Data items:
start

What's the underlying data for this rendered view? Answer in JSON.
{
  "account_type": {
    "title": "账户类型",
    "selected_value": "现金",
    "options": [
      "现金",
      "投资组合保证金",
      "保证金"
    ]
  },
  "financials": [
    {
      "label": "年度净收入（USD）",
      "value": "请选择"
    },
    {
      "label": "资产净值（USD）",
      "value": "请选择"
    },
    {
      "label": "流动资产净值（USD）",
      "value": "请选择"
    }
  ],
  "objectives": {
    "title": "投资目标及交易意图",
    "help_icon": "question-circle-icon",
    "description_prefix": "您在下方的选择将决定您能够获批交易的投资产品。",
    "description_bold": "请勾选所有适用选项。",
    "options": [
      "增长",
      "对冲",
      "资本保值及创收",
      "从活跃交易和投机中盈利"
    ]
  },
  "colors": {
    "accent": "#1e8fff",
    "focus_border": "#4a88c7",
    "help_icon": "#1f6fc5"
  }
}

end

◆ Given problem
Where a line in the entries holds the word "label", copy that line.

◆ Expected answer
      "label": "年度净收入（USD）",
      "label": "资产净值（USD）",
      "label": "流动资产净值（USD）",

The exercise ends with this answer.